>> begin Records supplied

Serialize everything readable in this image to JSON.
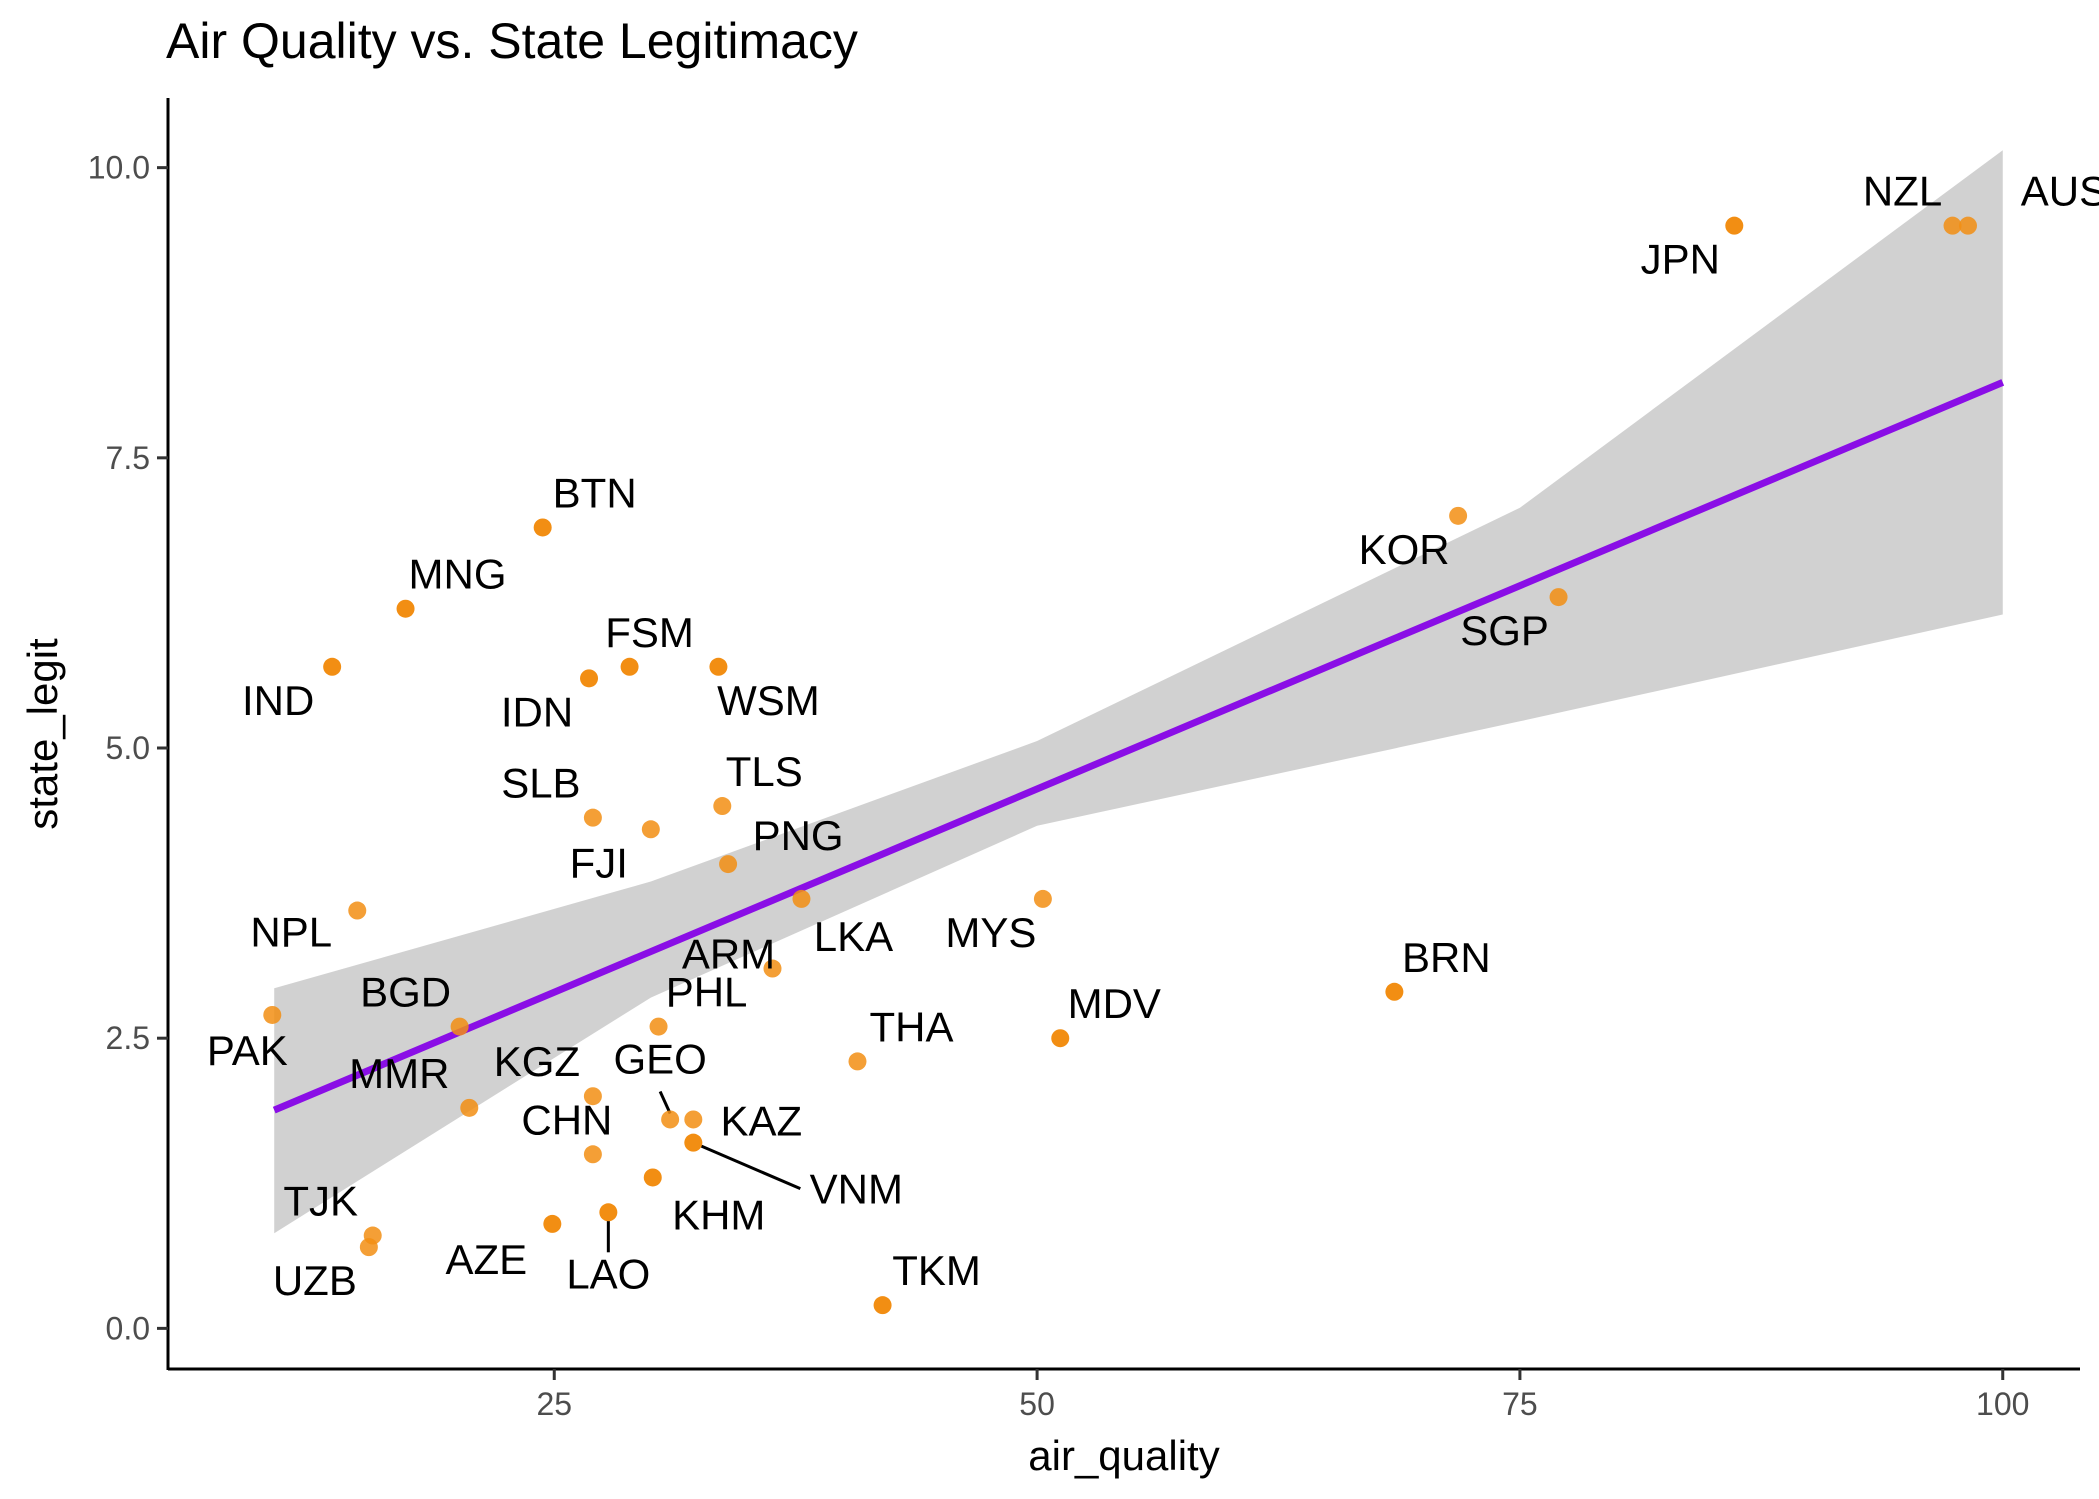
{
  "chart_data": {
    "type": "scatter",
    "title": "Air Quality vs. State Legitimacy",
    "xlabel": "air_quality",
    "ylabel": "state_legit",
    "xlim": [
      5,
      104
    ],
    "ylim": [
      -0.35,
      10.6
    ],
    "x_ticks": [
      {
        "value": 25,
        "label": "25"
      },
      {
        "value": 50,
        "label": "50"
      },
      {
        "value": 75,
        "label": "75"
      },
      {
        "value": 100,
        "label": "100"
      }
    ],
    "y_ticks": [
      {
        "value": 0,
        "label": "0.0"
      },
      {
        "value": 2.5,
        "label": "2.5"
      },
      {
        "value": 5,
        "label": "5.0"
      },
      {
        "value": 7.5,
        "label": "7.5"
      },
      {
        "value": 10,
        "label": "10.0"
      }
    ],
    "grid": false,
    "legend": "none",
    "point_color": "#f28e13",
    "fit_color": "#8a0ee6",
    "band_color": "#cccccc",
    "fit": {
      "method": "linear",
      "x_start": 10.5,
      "x_end": 100,
      "y_start": 1.88,
      "y_end": 8.15,
      "ci_lower": [
        [
          10.5,
          0.82
        ],
        [
          30,
          2.85
        ],
        [
          50,
          4.33
        ],
        [
          75,
          5.23
        ],
        [
          100,
          6.15
        ]
      ],
      "ci_upper": [
        [
          10.5,
          2.93
        ],
        [
          30,
          3.85
        ],
        [
          50,
          5.06
        ],
        [
          75,
          7.07
        ],
        [
          100,
          10.15
        ]
      ]
    },
    "points": [
      {
        "label": "AUS",
        "x": 98.2,
        "y": 9.5
      },
      {
        "label": "NZL",
        "x": 97.4,
        "y": 9.5
      },
      {
        "label": "JPN",
        "x": 86.1,
        "y": 9.5
      },
      {
        "label": "KOR",
        "x": 71.8,
        "y": 7.0
      },
      {
        "label": "SGP",
        "x": 77.0,
        "y": 6.3
      },
      {
        "label": "BRN",
        "x": 68.5,
        "y": 2.9
      },
      {
        "label": "MDV",
        "x": 51.2,
        "y": 2.5
      },
      {
        "label": "MYS",
        "x": 50.3,
        "y": 3.7
      },
      {
        "label": "THA",
        "x": 40.7,
        "y": 2.3
      },
      {
        "label": "TKM",
        "x": 42.0,
        "y": 0.2
      },
      {
        "label": "LKA",
        "x": 37.8,
        "y": 3.7
      },
      {
        "label": "ARM",
        "x": 36.3,
        "y": 3.1
      },
      {
        "label": "PNG",
        "x": 34.0,
        "y": 4.0
      },
      {
        "label": "TLS",
        "x": 33.7,
        "y": 4.5
      },
      {
        "label": "WSM",
        "x": 33.5,
        "y": 5.7
      },
      {
        "label": "FSM",
        "x": 28.9,
        "y": 5.7
      },
      {
        "label": "IDN",
        "x": 26.8,
        "y": 5.6
      },
      {
        "label": "SLB",
        "x": 27.0,
        "y": 4.4
      },
      {
        "label": "FJI",
        "x": 30.0,
        "y": 4.3
      },
      {
        "label": "PHL",
        "x": 30.4,
        "y": 2.6
      },
      {
        "label": "KGZ",
        "x": 27.0,
        "y": 2.0
      },
      {
        "label": "GEO",
        "x": 31.0,
        "y": 1.8
      },
      {
        "label": "KAZ",
        "x": 32.2,
        "y": 1.8
      },
      {
        "label": "VNM",
        "x": 32.2,
        "y": 1.6
      },
      {
        "label": "KHM",
        "x": 30.1,
        "y": 1.3
      },
      {
        "label": "CHN",
        "x": 27.0,
        "y": 1.5
      },
      {
        "label": "LAO",
        "x": 27.8,
        "y": 1.0
      },
      {
        "label": "AZE",
        "x": 24.9,
        "y": 0.9
      },
      {
        "label": "BTN",
        "x": 24.4,
        "y": 6.9
      },
      {
        "label": "MNG",
        "x": 17.3,
        "y": 6.2
      },
      {
        "label": "IND",
        "x": 13.5,
        "y": 5.7
      },
      {
        "label": "NPL",
        "x": 14.8,
        "y": 3.6
      },
      {
        "label": "BGD",
        "x": 20.1,
        "y": 2.6
      },
      {
        "label": "MMR",
        "x": 20.6,
        "y": 1.9
      },
      {
        "label": "PAK",
        "x": 10.4,
        "y": 2.7
      },
      {
        "label": "TJK",
        "x": 15.6,
        "y": 0.8
      },
      {
        "label": "UZB",
        "x": 15.4,
        "y": 0.7
      }
    ]
  }
}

>> end Records supplied

Write out all the entries again, word for word, and print no images.

Reply
Serialize everything readable in this image to JSON.
{
  "chart_data": {
    "type": "scatter",
    "title": "Air Quality vs. State Legitimacy",
    "xlabel": "air_quality",
    "ylabel": "state_legit",
    "xlim": [
      5,
      104
    ],
    "ylim": [
      -0.35,
      10.6
    ],
    "x_ticks": [
      {
        "value": 25,
        "label": "25"
      },
      {
        "value": 50,
        "label": "50"
      },
      {
        "value": 75,
        "label": "75"
      },
      {
        "value": 100,
        "label": "100"
      }
    ],
    "y_ticks": [
      {
        "value": 0,
        "label": "0.0"
      },
      {
        "value": 2.5,
        "label": "2.5"
      },
      {
        "value": 5,
        "label": "5.0"
      },
      {
        "value": 7.5,
        "label": "7.5"
      },
      {
        "value": 10,
        "label": "10.0"
      }
    ],
    "grid": false,
    "legend": "none",
    "point_color": "#f28e13",
    "fit_color": "#8a0ee6",
    "band_color": "#cccccc",
    "fit": {
      "method": "linear",
      "x_start": 10.5,
      "x_end": 100,
      "y_start": 1.88,
      "y_end": 8.15,
      "ci_lower": [
        [
          10.5,
          0.82
        ],
        [
          30,
          2.85
        ],
        [
          50,
          4.33
        ],
        [
          75,
          5.23
        ],
        [
          100,
          6.15
        ]
      ],
      "ci_upper": [
        [
          10.5,
          2.93
        ],
        [
          30,
          3.85
        ],
        [
          50,
          5.06
        ],
        [
          75,
          7.07
        ],
        [
          100,
          10.15
        ]
      ]
    },
    "points": [
      {
        "label": "AUS",
        "x": 98.2,
        "y": 9.5
      },
      {
        "label": "NZL",
        "x": 97.4,
        "y": 9.5
      },
      {
        "label": "JPN",
        "x": 86.1,
        "y": 9.5
      },
      {
        "label": "KOR",
        "x": 71.8,
        "y": 7.0
      },
      {
        "label": "SGP",
        "x": 77.0,
        "y": 6.3
      },
      {
        "label": "BRN",
        "x": 68.5,
        "y": 2.9
      },
      {
        "label": "MDV",
        "x": 51.2,
        "y": 2.5
      },
      {
        "label": "MYS",
        "x": 50.3,
        "y": 3.7
      },
      {
        "label": "THA",
        "x": 40.7,
        "y": 2.3
      },
      {
        "label": "TKM",
        "x": 42.0,
        "y": 0.2
      },
      {
        "label": "LKA",
        "x": 37.8,
        "y": 3.7
      },
      {
        "label": "ARM",
        "x": 36.3,
        "y": 3.1
      },
      {
        "label": "PNG",
        "x": 34.0,
        "y": 4.0
      },
      {
        "label": "TLS",
        "x": 33.7,
        "y": 4.5
      },
      {
        "label": "WSM",
        "x": 33.5,
        "y": 5.7
      },
      {
        "label": "FSM",
        "x": 28.9,
        "y": 5.7
      },
      {
        "label": "IDN",
        "x": 26.8,
        "y": 5.6
      },
      {
        "label": "SLB",
        "x": 27.0,
        "y": 4.4
      },
      {
        "label": "FJI",
        "x": 30.0,
        "y": 4.3
      },
      {
        "label": "PHL",
        "x": 30.4,
        "y": 2.6
      },
      {
        "label": "KGZ",
        "x": 27.0,
        "y": 2.0
      },
      {
        "label": "GEO",
        "x": 31.0,
        "y": 1.8
      },
      {
        "label": "KAZ",
        "x": 32.2,
        "y": 1.8
      },
      {
        "label": "VNM",
        "x": 32.2,
        "y": 1.6
      },
      {
        "label": "KHM",
        "x": 30.1,
        "y": 1.3
      },
      {
        "label": "CHN",
        "x": 27.0,
        "y": 1.5
      },
      {
        "label": "LAO",
        "x": 27.8,
        "y": 1.0
      },
      {
        "label": "AZE",
        "x": 24.9,
        "y": 0.9
      },
      {
        "label": "BTN",
        "x": 24.4,
        "y": 6.9
      },
      {
        "label": "MNG",
        "x": 17.3,
        "y": 6.2
      },
      {
        "label": "IND",
        "x": 13.5,
        "y": 5.7
      },
      {
        "label": "NPL",
        "x": 14.8,
        "y": 3.6
      },
      {
        "label": "BGD",
        "x": 20.1,
        "y": 2.6
      },
      {
        "label": "MMR",
        "x": 20.6,
        "y": 1.9
      },
      {
        "label": "PAK",
        "x": 10.4,
        "y": 2.7
      },
      {
        "label": "TJK",
        "x": 15.6,
        "y": 0.8
      },
      {
        "label": "UZB",
        "x": 15.4,
        "y": 0.7
      }
    ]
  }
}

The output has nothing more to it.